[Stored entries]
══════════

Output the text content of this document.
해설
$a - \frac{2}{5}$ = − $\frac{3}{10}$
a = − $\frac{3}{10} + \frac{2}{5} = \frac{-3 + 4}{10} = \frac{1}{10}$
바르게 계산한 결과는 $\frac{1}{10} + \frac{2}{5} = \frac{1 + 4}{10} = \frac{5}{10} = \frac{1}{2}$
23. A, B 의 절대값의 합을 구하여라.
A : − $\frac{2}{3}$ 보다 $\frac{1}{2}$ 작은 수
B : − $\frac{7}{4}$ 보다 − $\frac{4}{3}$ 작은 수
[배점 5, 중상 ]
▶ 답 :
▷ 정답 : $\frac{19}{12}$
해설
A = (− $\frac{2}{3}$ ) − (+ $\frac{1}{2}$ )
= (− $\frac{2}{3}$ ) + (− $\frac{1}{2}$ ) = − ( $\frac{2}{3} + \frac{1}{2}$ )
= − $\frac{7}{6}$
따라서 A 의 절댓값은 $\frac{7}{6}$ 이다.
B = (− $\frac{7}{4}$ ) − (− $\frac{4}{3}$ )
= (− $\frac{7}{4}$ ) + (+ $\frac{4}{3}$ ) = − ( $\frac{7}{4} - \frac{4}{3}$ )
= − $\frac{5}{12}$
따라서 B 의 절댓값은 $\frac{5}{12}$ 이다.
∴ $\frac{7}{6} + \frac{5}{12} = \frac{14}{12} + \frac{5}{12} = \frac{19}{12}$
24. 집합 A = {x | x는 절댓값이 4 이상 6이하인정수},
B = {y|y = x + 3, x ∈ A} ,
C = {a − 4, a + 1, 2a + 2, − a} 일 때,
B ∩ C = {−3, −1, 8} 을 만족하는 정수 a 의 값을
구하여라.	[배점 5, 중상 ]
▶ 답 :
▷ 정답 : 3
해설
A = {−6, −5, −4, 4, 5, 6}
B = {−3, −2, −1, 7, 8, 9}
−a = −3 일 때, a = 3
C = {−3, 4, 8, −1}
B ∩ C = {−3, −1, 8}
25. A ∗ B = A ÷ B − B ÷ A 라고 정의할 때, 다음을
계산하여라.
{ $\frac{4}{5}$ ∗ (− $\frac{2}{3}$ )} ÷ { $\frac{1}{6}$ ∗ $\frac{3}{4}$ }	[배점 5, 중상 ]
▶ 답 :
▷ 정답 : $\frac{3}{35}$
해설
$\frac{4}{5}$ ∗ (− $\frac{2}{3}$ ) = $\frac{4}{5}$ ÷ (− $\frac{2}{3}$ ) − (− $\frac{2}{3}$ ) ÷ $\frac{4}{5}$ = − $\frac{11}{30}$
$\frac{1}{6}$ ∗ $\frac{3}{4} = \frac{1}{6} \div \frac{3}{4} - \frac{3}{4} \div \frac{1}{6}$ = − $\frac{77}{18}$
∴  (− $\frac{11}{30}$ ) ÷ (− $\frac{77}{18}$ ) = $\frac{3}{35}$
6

══════════

EXERCISE BRIEF — Reproduce the listing shown above in its entirety, exactly.

SOLUTION TO THE PROBLEM —
Output the text content of this document.
해설
$a - \frac{2}{5}$ = − $\frac{3}{10}$
a = − $\frac{3}{10} + \frac{2}{5} = \frac{-3 + 4}{10} = \frac{1}{10}$
바르게 계산한 결과는 $\frac{1}{10} + \frac{2}{5} = \frac{1 + 4}{10} = \frac{5}{10} = \frac{1}{2}$
23. A, B 의 절대값의 합을 구하여라.
A : − $\frac{2}{3}$ 보다 $\frac{1}{2}$ 작은 수
B : − $\frac{7}{4}$ 보다 − $\frac{4}{3}$ 작은 수
[배점 5, 중상 ]
▶ 답 :
▷ 정답 : $\frac{19}{12}$
해설
A = (− $\frac{2}{3}$ ) − (+ $\frac{1}{2}$ )
= (− $\frac{2}{3}$ ) + (− $\frac{1}{2}$ ) = − ( $\frac{2}{3} + \frac{1}{2}$ )
= − $\frac{7}{6}$
따라서 A 의 절댓값은 $\frac{7}{6}$ 이다.
B = (− $\frac{7}{4}$ ) − (− $\frac{4}{3}$ )
= (− $\frac{7}{4}$ ) + (+ $\frac{4}{3}$ ) = − ( $\frac{7}{4} - \frac{4}{3}$ )
= − $\frac{5}{12}$
따라서 B 의 절댓값은 $\frac{5}{12}$ 이다.
∴ $\frac{7}{6} + \frac{5}{12} = \frac{14}{12} + \frac{5}{12} = \frac{19}{12}$
24. 집합 A = {x | x는 절댓값이 4 이상 6이하인정수},
B = {y|y = x + 3, x ∈ A} ,
C = {a − 4, a + 1, 2a + 2, − a} 일 때,
B ∩ C = {−3, −1, 8} 을 만족하는 정수 a 의 값을
구하여라.	[배점 5, 중상 ]
▶ 답 :
▷ 정답 : 3
해설
A = {−6, −5, −4, 4, 5, 6}
B = {−3, −2, −1, 7, 8, 9}
−a = −3 일 때, a = 3
C = {−3, 4, 8, −1}
B ∩ C = {−3, −1, 8}
25. A ∗ B = A ÷ B − B ÷ A 라고 정의할 때, 다음을
계산하여라.
{ $\frac{4}{5}$ ∗ (− $\frac{2}{3}$ )} ÷ { $\frac{1}{6}$ ∗ $\frac{3}{4}$ }	[배점 5, 중상 ]
▶ 답 :
▷ 정답 : $\frac{3}{35}$
해설
$\frac{4}{5}$ ∗ (− $\frac{2}{3}$ ) = $\frac{4}{5}$ ÷ (− $\frac{2}{3}$ ) − (− $\frac{2}{3}$ ) ÷ $\frac{4}{5}$ = − $\frac{11}{30}$
$\frac{1}{6}$ ∗ $\frac{3}{4} = \frac{1}{6} \div \frac{3}{4} - \frac{3}{4} \div \frac{1}{6}$ = − $\frac{77}{18}$
∴  (− $\frac{11}{30}$ ) ÷ (− $\frac{77}{18}$ ) = $\frac{3}{35}$
6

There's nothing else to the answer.